**WORK TO DO**
Filter the data for lines with the word "Teacher", then copy every line so identified.

**Data excerpts**
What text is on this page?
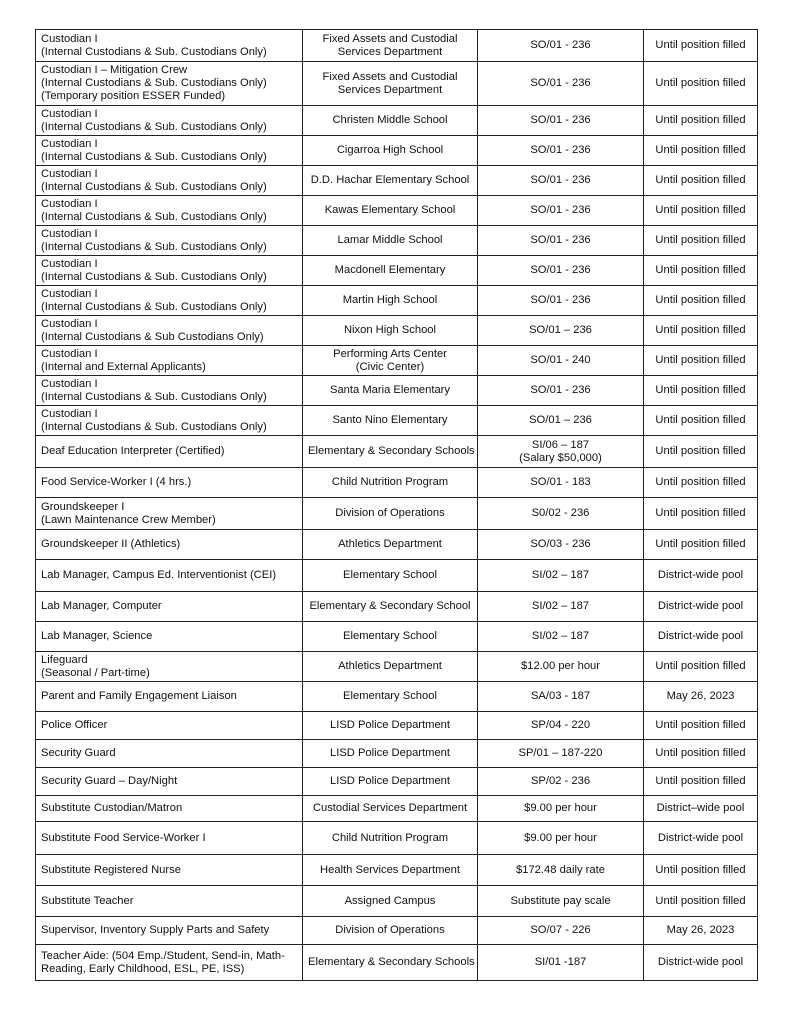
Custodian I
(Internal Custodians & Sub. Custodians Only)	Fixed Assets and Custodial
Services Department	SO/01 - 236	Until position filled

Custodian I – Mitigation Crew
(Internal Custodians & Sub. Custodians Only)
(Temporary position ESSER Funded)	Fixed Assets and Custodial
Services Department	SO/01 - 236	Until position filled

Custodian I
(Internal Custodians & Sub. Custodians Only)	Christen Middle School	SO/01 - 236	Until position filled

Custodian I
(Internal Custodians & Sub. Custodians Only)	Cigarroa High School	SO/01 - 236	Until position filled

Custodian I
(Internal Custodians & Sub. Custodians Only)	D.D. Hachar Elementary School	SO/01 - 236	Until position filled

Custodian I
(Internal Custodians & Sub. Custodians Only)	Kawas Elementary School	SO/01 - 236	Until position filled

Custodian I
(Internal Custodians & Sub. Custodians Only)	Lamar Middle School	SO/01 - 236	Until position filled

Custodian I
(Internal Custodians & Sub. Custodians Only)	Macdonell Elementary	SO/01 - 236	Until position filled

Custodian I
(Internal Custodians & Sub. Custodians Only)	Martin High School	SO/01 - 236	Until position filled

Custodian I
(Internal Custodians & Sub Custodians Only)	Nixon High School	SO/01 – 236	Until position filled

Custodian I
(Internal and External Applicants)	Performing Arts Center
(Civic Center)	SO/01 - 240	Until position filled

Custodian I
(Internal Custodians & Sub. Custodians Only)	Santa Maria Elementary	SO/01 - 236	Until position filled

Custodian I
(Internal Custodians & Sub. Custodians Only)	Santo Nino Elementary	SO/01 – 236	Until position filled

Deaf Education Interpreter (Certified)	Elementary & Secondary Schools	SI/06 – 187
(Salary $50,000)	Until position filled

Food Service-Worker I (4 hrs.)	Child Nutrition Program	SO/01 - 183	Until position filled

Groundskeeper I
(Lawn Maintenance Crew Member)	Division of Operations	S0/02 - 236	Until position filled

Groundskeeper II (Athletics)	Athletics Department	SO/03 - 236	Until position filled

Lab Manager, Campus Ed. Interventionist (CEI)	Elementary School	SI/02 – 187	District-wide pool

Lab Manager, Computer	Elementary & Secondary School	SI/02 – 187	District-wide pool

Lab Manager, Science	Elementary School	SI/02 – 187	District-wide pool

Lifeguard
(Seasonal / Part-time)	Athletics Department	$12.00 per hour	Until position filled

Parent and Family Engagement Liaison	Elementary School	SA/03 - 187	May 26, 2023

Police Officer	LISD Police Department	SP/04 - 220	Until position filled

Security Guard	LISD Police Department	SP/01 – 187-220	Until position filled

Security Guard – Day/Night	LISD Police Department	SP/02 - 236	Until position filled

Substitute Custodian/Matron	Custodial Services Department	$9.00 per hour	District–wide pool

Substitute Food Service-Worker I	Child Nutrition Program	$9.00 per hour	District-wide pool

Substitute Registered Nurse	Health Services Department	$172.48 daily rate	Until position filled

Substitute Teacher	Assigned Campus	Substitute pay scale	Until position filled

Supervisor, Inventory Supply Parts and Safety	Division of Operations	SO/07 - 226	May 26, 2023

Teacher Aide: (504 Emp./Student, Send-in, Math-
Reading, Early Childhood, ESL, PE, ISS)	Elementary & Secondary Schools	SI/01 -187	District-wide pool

--

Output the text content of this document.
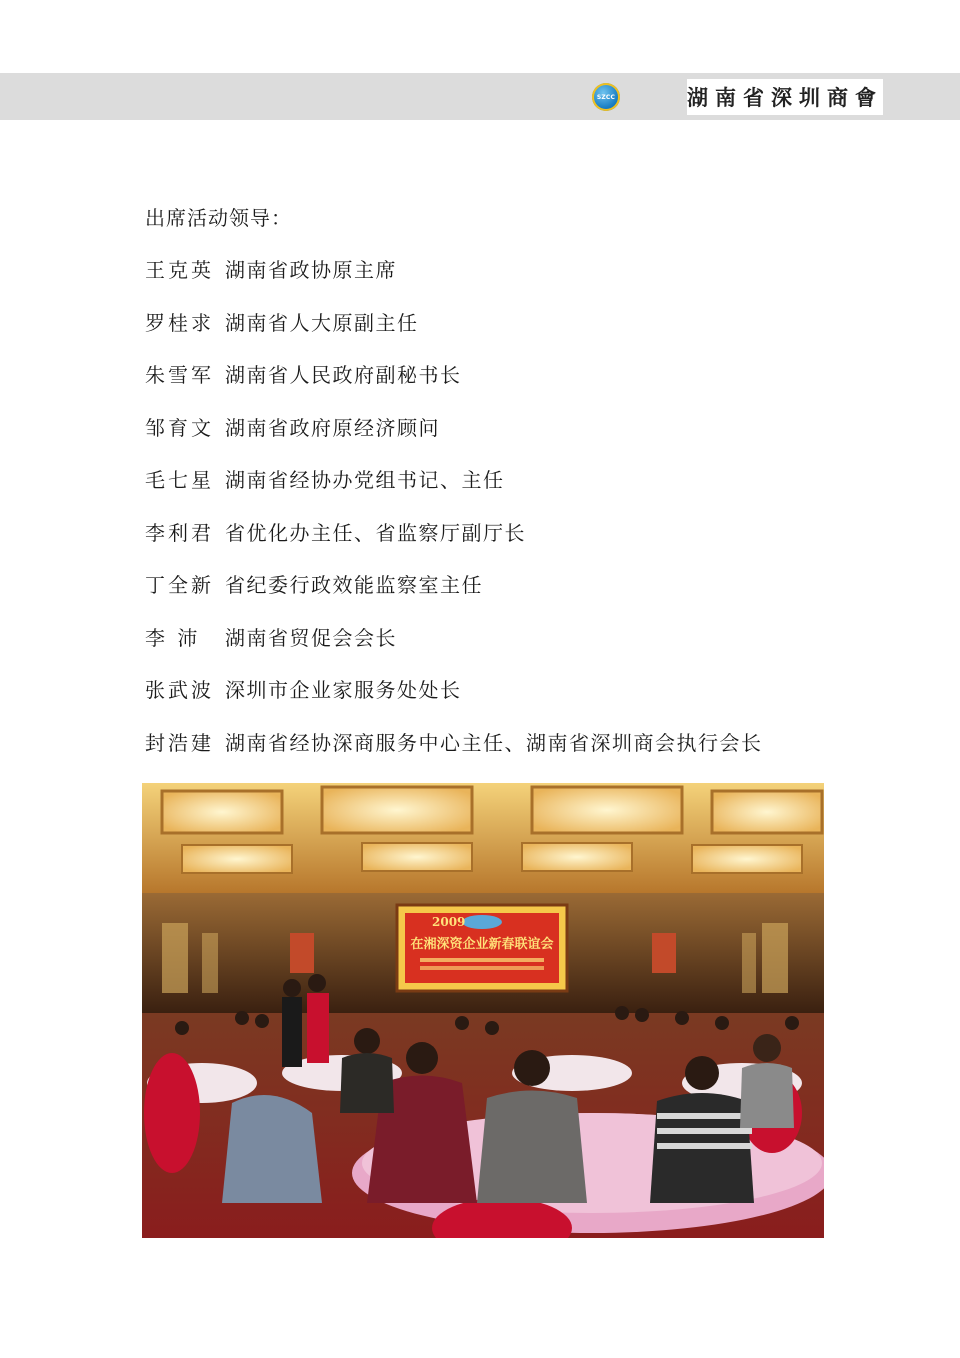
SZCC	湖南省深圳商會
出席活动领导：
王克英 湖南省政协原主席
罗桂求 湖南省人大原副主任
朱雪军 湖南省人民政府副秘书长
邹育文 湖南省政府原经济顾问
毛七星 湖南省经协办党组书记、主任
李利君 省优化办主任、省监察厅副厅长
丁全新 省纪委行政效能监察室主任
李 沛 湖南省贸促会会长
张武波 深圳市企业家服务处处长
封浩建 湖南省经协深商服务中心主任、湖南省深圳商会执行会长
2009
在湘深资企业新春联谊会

**WRITTEN RESPONSE**
Substitute Teacher	Assigned Campus	Substitute pay scale	Until position filled
Teacher Aide: (504 Emp./Student, Send-in, Math-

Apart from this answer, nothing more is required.